(Stored data)
------------------------------------

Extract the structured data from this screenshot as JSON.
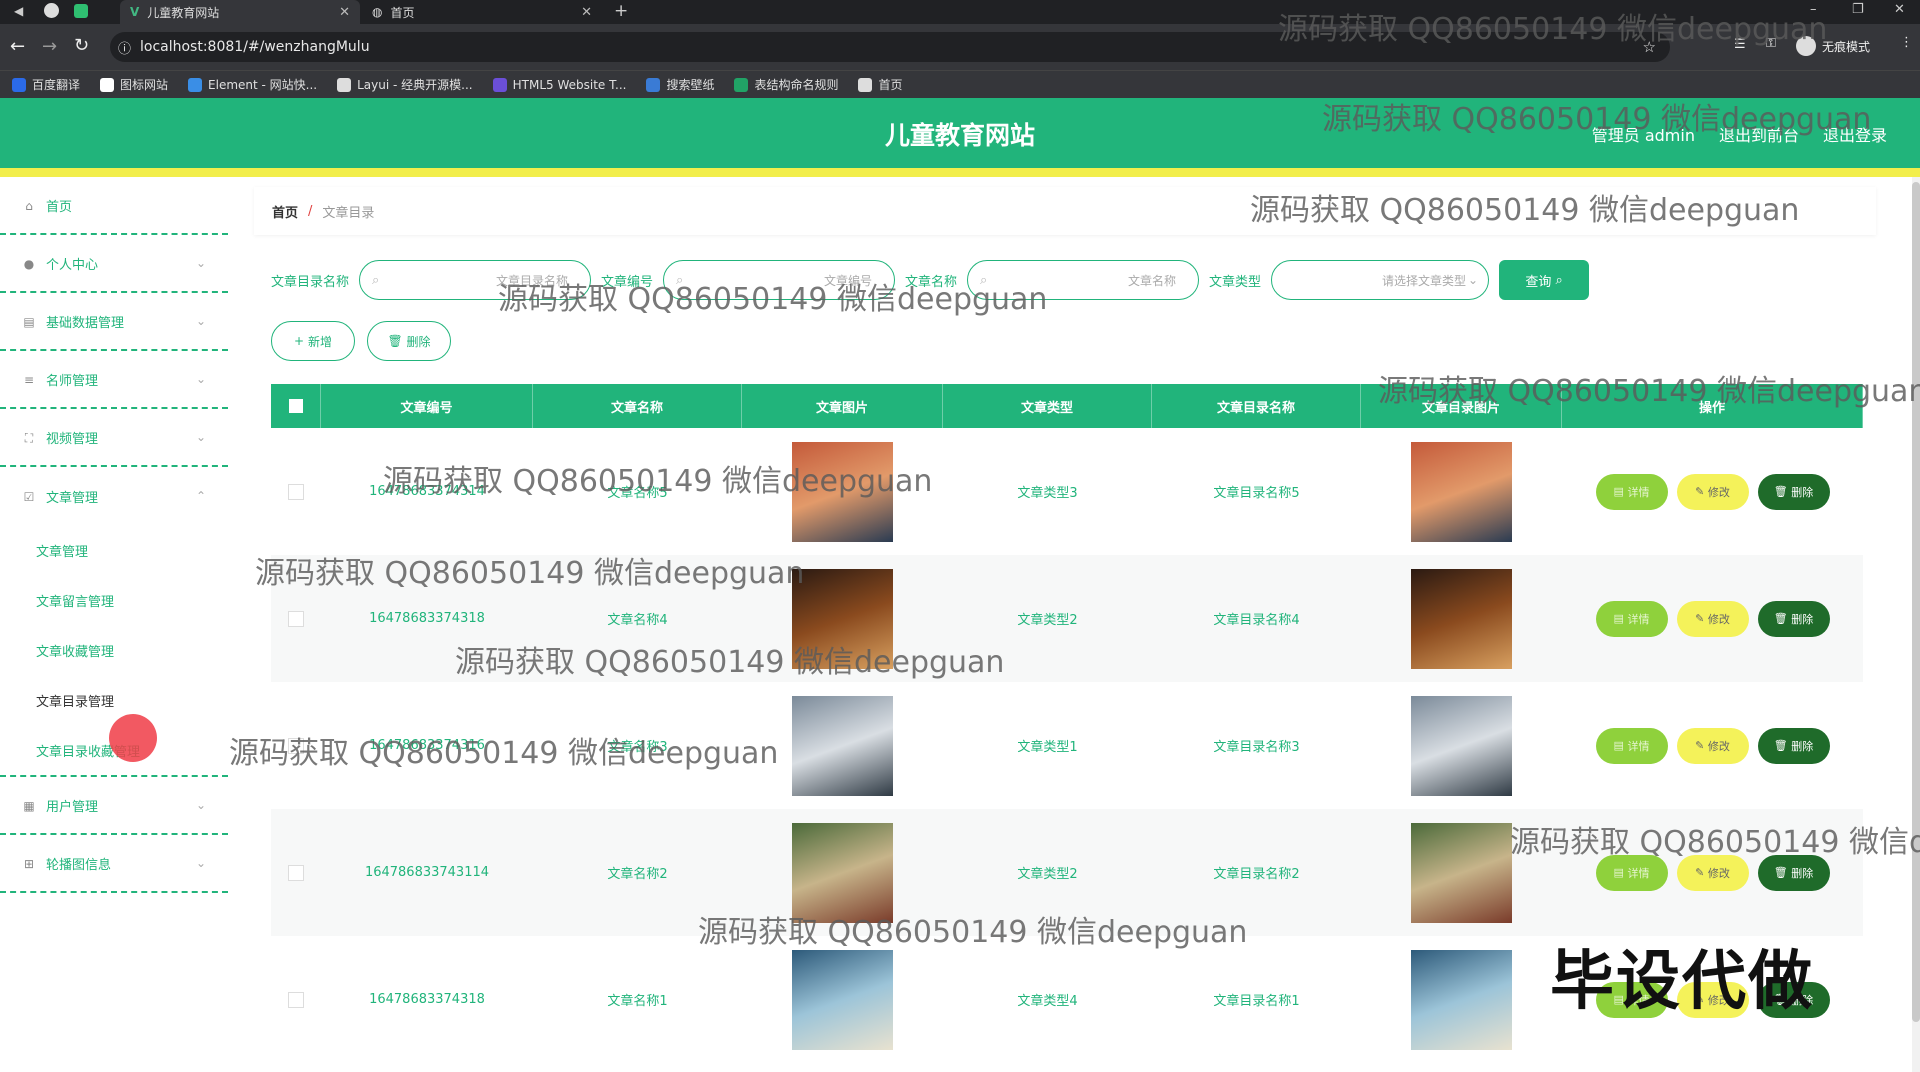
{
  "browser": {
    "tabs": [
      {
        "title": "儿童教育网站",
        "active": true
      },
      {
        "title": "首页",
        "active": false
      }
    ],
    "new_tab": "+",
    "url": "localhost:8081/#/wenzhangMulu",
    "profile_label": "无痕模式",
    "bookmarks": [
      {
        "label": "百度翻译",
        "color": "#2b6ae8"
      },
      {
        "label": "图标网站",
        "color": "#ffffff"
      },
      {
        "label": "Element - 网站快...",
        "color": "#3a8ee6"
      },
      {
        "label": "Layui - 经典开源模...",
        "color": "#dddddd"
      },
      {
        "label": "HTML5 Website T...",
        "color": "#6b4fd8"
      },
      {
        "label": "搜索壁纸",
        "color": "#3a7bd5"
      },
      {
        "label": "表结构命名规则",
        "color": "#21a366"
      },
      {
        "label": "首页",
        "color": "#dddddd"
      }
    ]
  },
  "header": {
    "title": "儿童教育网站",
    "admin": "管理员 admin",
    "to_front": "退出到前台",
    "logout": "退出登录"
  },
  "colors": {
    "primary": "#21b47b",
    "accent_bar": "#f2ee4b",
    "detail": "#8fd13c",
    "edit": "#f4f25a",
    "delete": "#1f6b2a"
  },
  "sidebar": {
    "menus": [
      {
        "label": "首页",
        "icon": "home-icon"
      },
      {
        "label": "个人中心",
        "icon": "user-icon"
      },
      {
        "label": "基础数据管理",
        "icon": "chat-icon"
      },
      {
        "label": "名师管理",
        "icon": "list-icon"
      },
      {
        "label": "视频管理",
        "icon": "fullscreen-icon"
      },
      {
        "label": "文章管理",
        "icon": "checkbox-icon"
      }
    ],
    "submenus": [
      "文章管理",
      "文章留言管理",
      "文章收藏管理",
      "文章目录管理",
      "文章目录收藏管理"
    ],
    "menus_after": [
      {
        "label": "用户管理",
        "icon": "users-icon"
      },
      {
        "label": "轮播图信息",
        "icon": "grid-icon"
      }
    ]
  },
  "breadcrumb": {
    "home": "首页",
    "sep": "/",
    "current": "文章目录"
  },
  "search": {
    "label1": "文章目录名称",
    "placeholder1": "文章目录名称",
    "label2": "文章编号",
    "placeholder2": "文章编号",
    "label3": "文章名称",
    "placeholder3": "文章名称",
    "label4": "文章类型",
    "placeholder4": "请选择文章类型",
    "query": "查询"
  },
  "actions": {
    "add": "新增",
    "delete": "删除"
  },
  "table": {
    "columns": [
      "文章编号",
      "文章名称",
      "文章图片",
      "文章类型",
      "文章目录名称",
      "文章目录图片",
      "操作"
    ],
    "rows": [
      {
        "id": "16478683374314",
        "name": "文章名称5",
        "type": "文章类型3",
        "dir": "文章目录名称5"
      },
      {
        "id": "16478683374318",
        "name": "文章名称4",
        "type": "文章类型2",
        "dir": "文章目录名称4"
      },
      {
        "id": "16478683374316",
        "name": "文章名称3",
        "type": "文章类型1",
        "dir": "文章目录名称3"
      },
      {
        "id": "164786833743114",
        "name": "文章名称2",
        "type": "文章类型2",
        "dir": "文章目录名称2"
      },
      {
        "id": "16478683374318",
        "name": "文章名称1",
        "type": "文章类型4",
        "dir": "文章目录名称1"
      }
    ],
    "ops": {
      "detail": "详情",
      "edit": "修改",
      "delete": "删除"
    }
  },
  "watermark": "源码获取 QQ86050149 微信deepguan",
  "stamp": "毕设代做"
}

------------------------------------

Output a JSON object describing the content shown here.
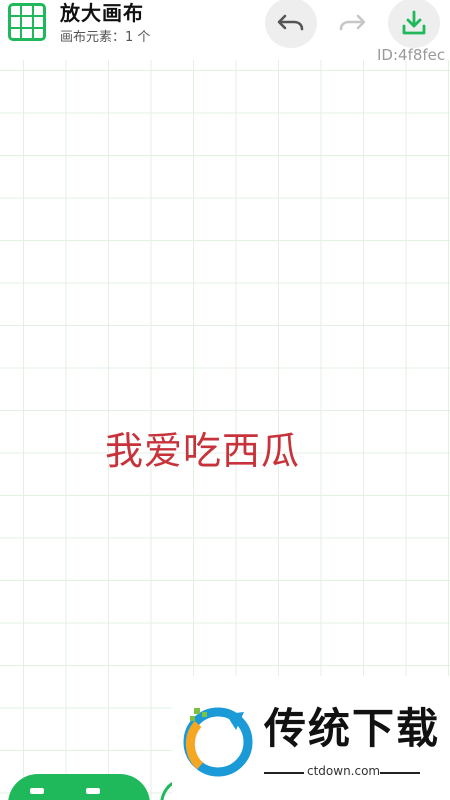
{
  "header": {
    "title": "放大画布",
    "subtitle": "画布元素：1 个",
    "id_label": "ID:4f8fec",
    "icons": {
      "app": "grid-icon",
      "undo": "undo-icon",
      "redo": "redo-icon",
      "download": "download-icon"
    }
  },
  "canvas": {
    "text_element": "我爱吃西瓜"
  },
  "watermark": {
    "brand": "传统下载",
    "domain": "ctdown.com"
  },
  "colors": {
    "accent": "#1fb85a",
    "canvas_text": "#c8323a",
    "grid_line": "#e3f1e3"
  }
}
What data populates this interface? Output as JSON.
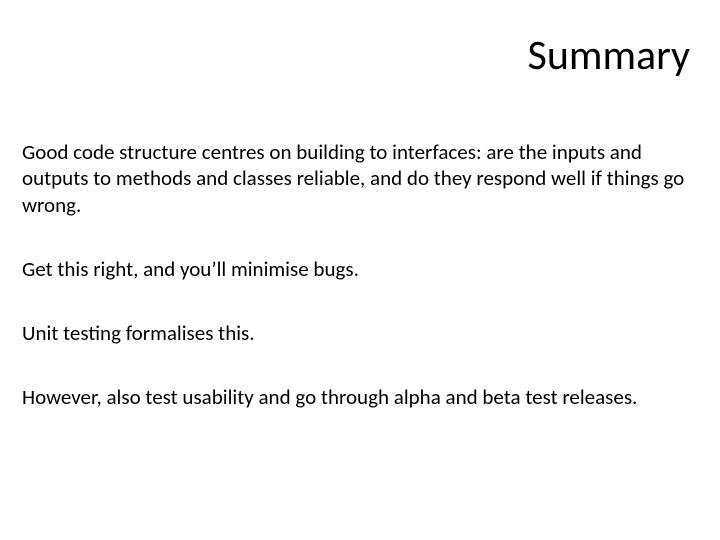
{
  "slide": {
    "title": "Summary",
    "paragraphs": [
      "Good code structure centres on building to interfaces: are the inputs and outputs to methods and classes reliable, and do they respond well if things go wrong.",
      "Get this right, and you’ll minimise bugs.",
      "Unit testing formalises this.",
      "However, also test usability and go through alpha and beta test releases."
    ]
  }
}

------------------------------------

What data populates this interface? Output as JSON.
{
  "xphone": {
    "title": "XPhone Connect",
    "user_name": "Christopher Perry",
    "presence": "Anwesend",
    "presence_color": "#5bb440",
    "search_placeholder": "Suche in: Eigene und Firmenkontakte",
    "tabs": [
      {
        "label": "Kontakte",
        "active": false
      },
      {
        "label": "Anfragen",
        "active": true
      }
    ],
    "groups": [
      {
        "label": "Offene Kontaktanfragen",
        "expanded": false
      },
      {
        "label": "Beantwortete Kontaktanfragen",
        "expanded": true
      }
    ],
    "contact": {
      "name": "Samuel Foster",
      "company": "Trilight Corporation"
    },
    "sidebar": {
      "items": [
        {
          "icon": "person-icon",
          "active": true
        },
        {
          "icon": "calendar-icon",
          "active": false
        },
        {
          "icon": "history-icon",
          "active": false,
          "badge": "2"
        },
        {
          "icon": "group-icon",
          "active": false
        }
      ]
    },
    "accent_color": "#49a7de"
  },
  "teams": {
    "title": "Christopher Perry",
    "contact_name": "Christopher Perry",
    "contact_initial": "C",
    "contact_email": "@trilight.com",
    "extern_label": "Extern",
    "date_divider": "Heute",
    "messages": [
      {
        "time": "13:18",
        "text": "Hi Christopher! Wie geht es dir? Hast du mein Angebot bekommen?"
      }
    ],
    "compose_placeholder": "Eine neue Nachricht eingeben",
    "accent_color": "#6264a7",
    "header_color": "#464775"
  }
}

------------------------------------

> _Directions_: Check each line above for "Christopher" and return the ones that have it.

> _Result for this task_:
    "user_name": "Christopher Perry",
    "title": "Christopher Perry",
    "contact_name": "Christopher Perry",
        "text": "Hi Christopher! Wie geht es dir? Hast du mein Angebot bekommen?"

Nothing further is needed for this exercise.